Parts of the exercise:
a - In the self-image text excerpt, why can't the writer borrow Mother Dearest's clothes?
b - Quote the self-image text excerpt between "But generally, it" and "small. (Firstworldproblems, huh?)", inclusive.

Text excerpt:
:::

Then you will realise that what that is, is a lack of common sense.
But generally, it starts upon waking. What am I saying, it starts?! It doesn't stop. I'm pretty sure the first thought that fires in my head - and it's generally verbalised too if I'm on my own - tends to be, do I look like a spotty sixteen-year-old today? (My face hasn't got the memo that it's 22, not in its mid-teens. Curses. Clinique, I owe you a lot.) Then there's the in-shower, "am I too fat?" debate. Objectively, no. I know what I weigh and for my height it's probably bang-on. But we're forgetting those pesky XX chromosomes. Which mean, amongst other things, that in my head, I will always want to be thinner. It doesn't help that Mother Dearest is thinner than me. She has so many amazing clothes and I can't borrow any of them. Because they're too small. (Firstworldproblems, huh?)

:::

Material supplied:
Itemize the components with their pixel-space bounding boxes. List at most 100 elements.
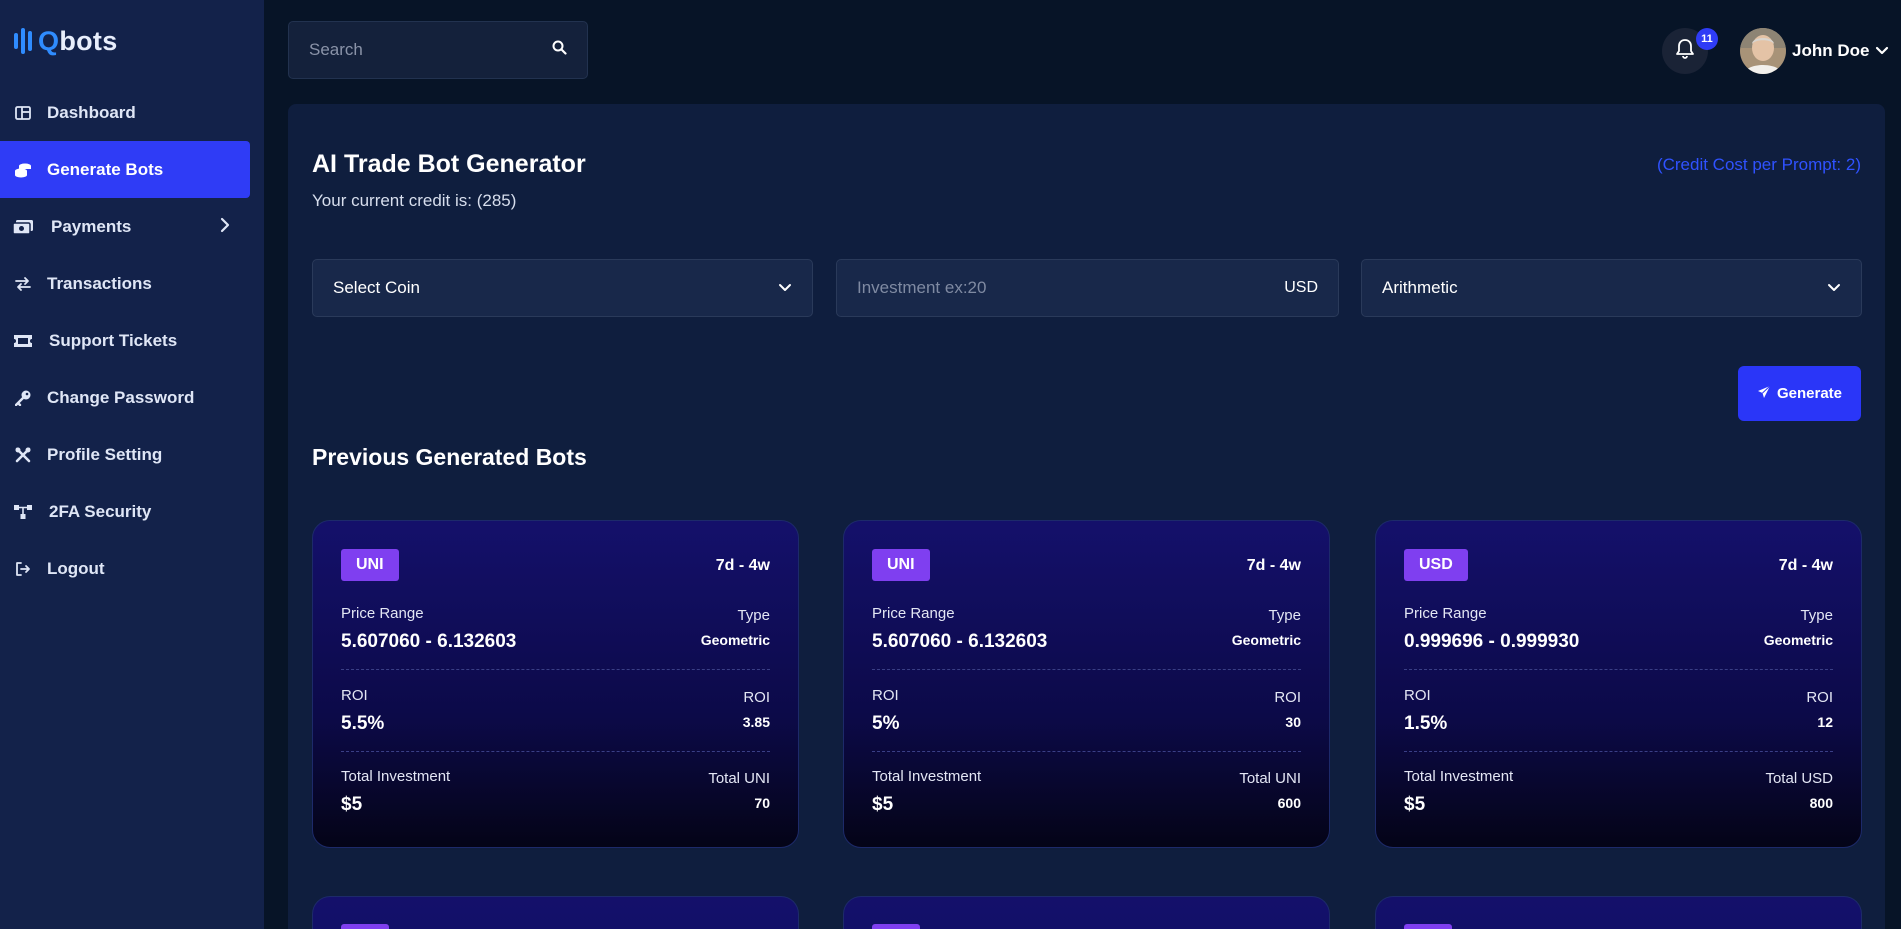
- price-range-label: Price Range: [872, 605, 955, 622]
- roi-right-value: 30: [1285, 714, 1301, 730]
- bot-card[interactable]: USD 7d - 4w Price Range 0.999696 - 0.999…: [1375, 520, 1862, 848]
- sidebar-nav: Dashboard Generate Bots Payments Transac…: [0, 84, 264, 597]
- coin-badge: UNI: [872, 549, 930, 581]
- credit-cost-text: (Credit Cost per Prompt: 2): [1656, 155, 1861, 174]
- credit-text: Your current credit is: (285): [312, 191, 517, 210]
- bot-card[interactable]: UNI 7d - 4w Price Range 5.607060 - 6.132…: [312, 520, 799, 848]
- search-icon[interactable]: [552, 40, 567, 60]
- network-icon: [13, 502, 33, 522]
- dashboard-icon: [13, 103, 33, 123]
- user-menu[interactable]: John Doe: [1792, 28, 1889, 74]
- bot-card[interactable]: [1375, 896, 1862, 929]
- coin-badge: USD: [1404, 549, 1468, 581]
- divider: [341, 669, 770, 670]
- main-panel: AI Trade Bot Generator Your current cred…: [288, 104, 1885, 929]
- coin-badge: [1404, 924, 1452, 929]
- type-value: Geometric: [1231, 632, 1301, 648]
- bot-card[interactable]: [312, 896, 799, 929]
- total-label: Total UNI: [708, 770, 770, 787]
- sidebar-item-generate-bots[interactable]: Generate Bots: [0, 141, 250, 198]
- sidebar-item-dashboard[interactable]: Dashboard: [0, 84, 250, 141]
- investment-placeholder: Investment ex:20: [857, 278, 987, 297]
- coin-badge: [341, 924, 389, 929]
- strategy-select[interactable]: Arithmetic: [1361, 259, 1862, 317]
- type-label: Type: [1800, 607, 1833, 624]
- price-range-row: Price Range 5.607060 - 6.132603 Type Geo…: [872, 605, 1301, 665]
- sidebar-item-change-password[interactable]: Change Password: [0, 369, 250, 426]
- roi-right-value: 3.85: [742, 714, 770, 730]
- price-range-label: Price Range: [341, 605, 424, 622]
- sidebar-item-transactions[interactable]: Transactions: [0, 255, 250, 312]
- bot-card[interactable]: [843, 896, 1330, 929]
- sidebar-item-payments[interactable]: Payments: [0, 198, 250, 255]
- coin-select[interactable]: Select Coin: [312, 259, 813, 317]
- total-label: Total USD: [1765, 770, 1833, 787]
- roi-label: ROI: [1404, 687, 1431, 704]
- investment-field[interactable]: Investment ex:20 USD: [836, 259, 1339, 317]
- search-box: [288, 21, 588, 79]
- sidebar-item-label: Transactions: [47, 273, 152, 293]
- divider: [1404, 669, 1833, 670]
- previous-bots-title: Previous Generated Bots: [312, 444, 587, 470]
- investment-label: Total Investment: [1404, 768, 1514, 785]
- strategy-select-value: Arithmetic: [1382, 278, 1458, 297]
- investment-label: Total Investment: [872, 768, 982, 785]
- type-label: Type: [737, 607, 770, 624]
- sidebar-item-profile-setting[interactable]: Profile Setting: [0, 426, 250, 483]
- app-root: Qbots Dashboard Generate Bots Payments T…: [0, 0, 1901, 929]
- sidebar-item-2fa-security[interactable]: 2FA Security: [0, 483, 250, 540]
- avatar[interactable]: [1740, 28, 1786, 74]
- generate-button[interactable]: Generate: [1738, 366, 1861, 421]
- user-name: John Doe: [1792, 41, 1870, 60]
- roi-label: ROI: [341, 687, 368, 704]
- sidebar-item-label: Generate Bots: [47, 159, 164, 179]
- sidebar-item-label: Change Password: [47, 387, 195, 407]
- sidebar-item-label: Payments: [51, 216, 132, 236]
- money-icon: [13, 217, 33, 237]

:::

The answers:
a - They're too small.

b -
But generally, it starts upon waking. What am I saying, it starts?! It doesn't stop. I'm pretty sure the first thought that fires in my head - and it's generally verbalised too if I'm on my own - tends to be, do I look like a spotty sixteen-year-old today? (My face hasn't got the memo that it's 22, not in its mid-teens. Curses. Clinique, I owe you a lot.) Then there's the in-shower, "am I too fat?" debate. Objectively, no. I know what I weigh and for my height it's probably bang-on. But we're forgetting those pesky XX chromosomes. Which mean, amongst other things, that in my head, I will always want to be thinner. It doesn't help that Mother Dearest is thinner than me. She has so many amazing clothes and I can't borrow any of them. Because they're too small. (Firstworldproblems, huh?)